| To do |
The entries below should be transcribed in their entirety, exactly as written.

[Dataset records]

** start **

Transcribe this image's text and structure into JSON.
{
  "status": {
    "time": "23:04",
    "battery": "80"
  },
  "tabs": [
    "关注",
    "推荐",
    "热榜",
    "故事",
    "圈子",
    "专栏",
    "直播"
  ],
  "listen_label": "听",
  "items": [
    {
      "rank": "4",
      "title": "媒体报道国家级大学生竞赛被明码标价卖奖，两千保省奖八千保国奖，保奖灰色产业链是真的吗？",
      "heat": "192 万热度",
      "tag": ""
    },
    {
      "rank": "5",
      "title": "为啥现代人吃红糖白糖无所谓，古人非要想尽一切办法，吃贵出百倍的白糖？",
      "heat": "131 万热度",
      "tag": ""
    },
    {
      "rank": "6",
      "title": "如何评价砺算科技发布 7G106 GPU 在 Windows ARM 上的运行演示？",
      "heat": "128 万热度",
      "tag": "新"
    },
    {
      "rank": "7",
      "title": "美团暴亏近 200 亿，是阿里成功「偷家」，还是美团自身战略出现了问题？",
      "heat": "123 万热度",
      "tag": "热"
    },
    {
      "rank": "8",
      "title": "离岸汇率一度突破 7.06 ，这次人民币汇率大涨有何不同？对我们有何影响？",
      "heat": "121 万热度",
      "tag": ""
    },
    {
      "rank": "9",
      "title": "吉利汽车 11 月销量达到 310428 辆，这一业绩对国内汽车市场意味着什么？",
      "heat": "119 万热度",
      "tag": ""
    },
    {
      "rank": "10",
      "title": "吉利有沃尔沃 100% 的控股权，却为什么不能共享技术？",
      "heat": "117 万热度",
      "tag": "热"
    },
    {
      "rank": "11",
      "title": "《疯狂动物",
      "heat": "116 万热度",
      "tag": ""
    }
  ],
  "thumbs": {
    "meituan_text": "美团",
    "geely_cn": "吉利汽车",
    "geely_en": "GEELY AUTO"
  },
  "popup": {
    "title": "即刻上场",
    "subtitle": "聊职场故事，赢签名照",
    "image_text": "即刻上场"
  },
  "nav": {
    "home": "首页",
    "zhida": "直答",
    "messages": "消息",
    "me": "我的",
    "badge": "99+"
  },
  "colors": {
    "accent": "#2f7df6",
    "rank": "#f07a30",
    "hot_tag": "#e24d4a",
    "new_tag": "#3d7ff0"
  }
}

** end **

| The answer |
Transcribe this image's text and structure into JSON.
{
  "status": {
    "time": "23:04",
    "battery": "80"
  },
  "tabs": [
    "关注",
    "推荐",
    "热榜",
    "故事",
    "圈子",
    "专栏",
    "直播"
  ],
  "listen_label": "听",
  "items": [
    {
      "rank": "4",
      "title": "媒体报道国家级大学生竞赛被明码标价卖奖，两千保省奖八千保国奖，保奖灰色产业链是真的吗？",
      "heat": "192 万热度",
      "tag": ""
    },
    {
      "rank": "5",
      "title": "为啥现代人吃红糖白糖无所谓，古人非要想尽一切办法，吃贵出百倍的白糖？",
      "heat": "131 万热度",
      "tag": ""
    },
    {
      "rank": "6",
      "title": "如何评价砺算科技发布 7G106 GPU 在 Windows ARM 上的运行演示？",
      "heat": "128 万热度",
      "tag": "新"
    },
    {
      "rank": "7",
      "title": "美团暴亏近 200 亿，是阿里成功「偷家」，还是美团自身战略出现了问题？",
      "heat": "123 万热度",
      "tag": "热"
    },
    {
      "rank": "8",
      "title": "离岸汇率一度突破 7.06 ，这次人民币汇率大涨有何不同？对我们有何影响？",
      "heat": "121 万热度",
      "tag": ""
    },
    {
      "rank": "9",
      "title": "吉利汽车 11 月销量达到 310428 辆，这一业绩对国内汽车市场意味着什么？",
      "heat": "119 万热度",
      "tag": ""
    },
    {
      "rank": "10",
      "title": "吉利有沃尔沃 100% 的控股权，却为什么不能共享技术？",
      "heat": "117 万热度",
      "tag": "热"
    },
    {
      "rank": "11",
      "title": "《疯狂动物",
      "heat": "116 万热度",
      "tag": ""
    }
  ],
  "thumbs": {
    "meituan_text": "美团",
    "geely_cn": "吉利汽车",
    "geely_en": "GEELY AUTO"
  },
  "popup": {
    "title": "即刻上场",
    "subtitle": "聊职场故事，赢签名照",
    "image_text": "即刻上场"
  },
  "nav": {
    "home": "首页",
    "zhida": "直答",
    "messages": "消息",
    "me": "我的",
    "badge": "99+"
  },
  "colors": {
    "accent": "#2f7df6",
    "rank": "#f07a30",
    "hot_tag": "#e24d4a",
    "new_tag": "#3d7ff0"
  }
}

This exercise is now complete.